» **Exercise directions**: Give every line back verbatim, dropping all images.

++++++

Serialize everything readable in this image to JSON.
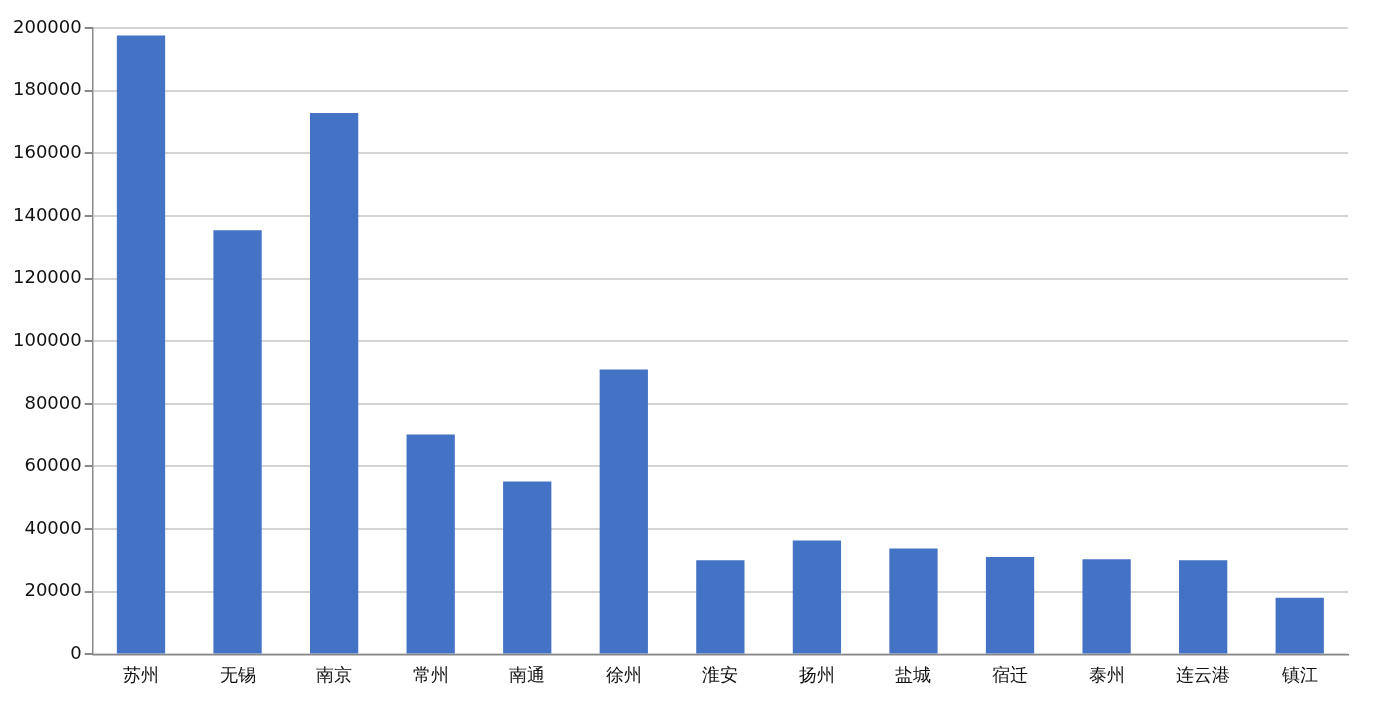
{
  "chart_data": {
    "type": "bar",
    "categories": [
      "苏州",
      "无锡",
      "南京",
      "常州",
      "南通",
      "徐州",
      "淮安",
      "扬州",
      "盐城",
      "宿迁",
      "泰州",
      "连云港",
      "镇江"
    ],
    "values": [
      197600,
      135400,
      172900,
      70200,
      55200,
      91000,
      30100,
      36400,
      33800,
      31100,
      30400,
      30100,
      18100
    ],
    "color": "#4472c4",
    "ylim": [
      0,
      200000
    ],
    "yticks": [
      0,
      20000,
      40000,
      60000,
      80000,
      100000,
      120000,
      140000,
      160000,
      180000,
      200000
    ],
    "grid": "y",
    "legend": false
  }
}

++++++

» **Written solution**:
Serialize everything readable in this image to JSON.
{
  "chart_data": {
    "type": "bar",
    "categories": [
      "苏州",
      "无锡",
      "南京",
      "常州",
      "南通",
      "徐州",
      "淮安",
      "扬州",
      "盐城",
      "宿迁",
      "泰州",
      "连云港",
      "镇江"
    ],
    "values": [
      197600,
      135400,
      172900,
      70200,
      55200,
      91000,
      30100,
      36400,
      33800,
      31100,
      30400,
      30100,
      18100
    ],
    "color": "#4472c4",
    "ylim": [
      0,
      200000
    ],
    "yticks": [
      0,
      20000,
      40000,
      60000,
      80000,
      100000,
      120000,
      140000,
      160000,
      180000,
      200000
    ],
    "grid": "y",
    "legend": false
  }
}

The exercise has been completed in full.